> **What the task asks**
Return all lines with the word "value" in them.

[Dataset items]
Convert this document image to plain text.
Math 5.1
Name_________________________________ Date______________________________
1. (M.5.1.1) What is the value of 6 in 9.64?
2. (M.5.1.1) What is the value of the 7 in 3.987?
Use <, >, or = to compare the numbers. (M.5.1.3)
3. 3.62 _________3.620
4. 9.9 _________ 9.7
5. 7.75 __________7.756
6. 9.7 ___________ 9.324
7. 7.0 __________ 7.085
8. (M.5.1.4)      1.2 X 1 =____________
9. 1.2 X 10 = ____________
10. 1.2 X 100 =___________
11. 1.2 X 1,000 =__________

> **Exercise output**
1. (M.5.1.1) What is the value of 6 in 9.64?
2. (M.5.1.1) What is the value of the 7 in 3.987?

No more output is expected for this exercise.